[Dataset rows]
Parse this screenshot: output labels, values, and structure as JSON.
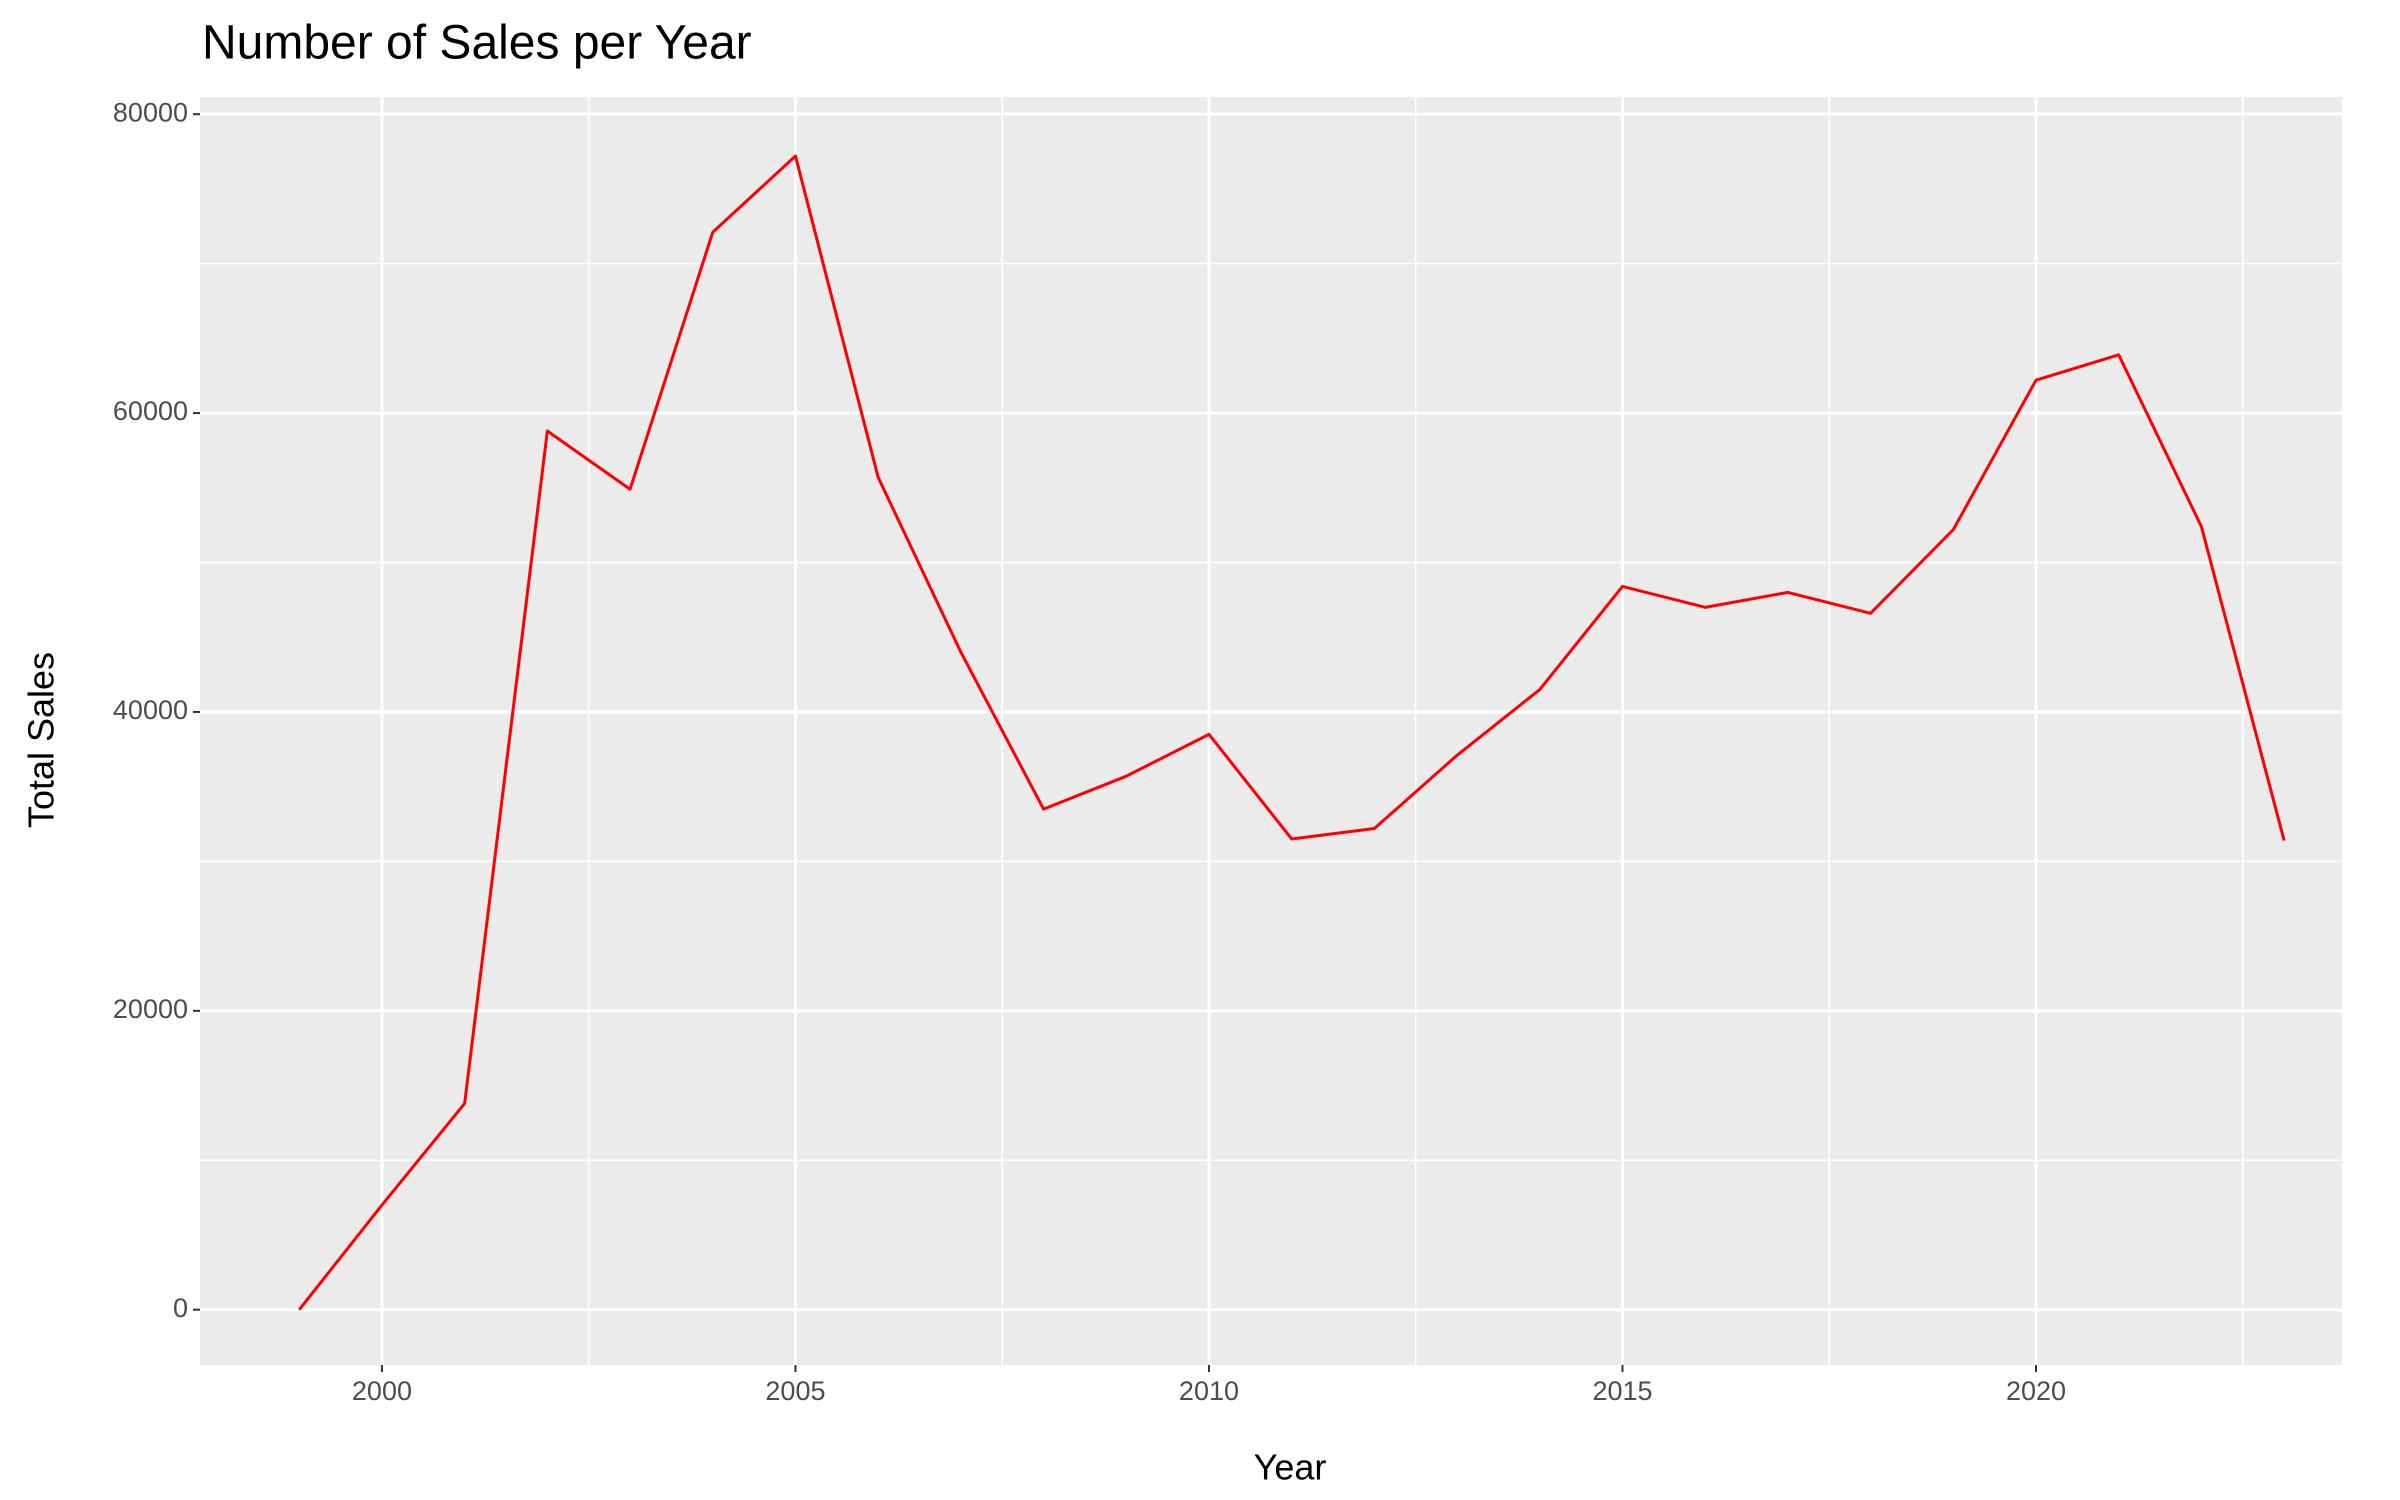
{
  "chart_data": {
    "type": "line",
    "title": "Number of Sales per Year",
    "x_label": "Year",
    "y_label": "Total Sales",
    "x": [
      1999,
      2000,
      2001,
      2002,
      2003,
      2004,
      2005,
      2006,
      2007,
      2008,
      2009,
      2010,
      2011,
      2012,
      2013,
      2014,
      2015,
      2016,
      2017,
      2018,
      2019,
      2020,
      2021,
      2022,
      2023
    ],
    "values": [
      0,
      7000,
      13800,
      58800,
      54900,
      72100,
      77200,
      55700,
      44000,
      33500,
      35700,
      38500,
      31500,
      32200,
      37100,
      41500,
      48400,
      47000,
      48000,
      46600,
      52200,
      62200,
      63900,
      52400,
      31400
    ],
    "color": "#ff0000",
    "xlim": [
      1997.8,
      2023.7
    ],
    "xticks": [
      2000,
      2005,
      2010,
      2015,
      2020
    ],
    "ylim": [
      -3700,
      81150
    ],
    "yticks": [
      0,
      20000,
      40000,
      60000,
      80000
    ],
    "grid": true
  }
}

→ Set problem:
Return the records exactly. Don't carry the pictures over.

→ Answer in full:
Parse this screenshot: output labels, values, and structure as JSON.
{
  "chart_data": {
    "type": "line",
    "title": "Number of Sales per Year",
    "x_label": "Year",
    "y_label": "Total Sales",
    "x": [
      1999,
      2000,
      2001,
      2002,
      2003,
      2004,
      2005,
      2006,
      2007,
      2008,
      2009,
      2010,
      2011,
      2012,
      2013,
      2014,
      2015,
      2016,
      2017,
      2018,
      2019,
      2020,
      2021,
      2022,
      2023
    ],
    "values": [
      0,
      7000,
      13800,
      58800,
      54900,
      72100,
      77200,
      55700,
      44000,
      33500,
      35700,
      38500,
      31500,
      32200,
      37100,
      41500,
      48400,
      47000,
      48000,
      46600,
      52200,
      62200,
      63900,
      52400,
      31400
    ],
    "color": "#ff0000",
    "xlim": [
      1997.8,
      2023.7
    ],
    "xticks": [
      2000,
      2005,
      2010,
      2015,
      2020
    ],
    "ylim": [
      -3700,
      81150
    ],
    "yticks": [
      0,
      20000,
      40000,
      60000,
      80000
    ],
    "grid": true
  }
}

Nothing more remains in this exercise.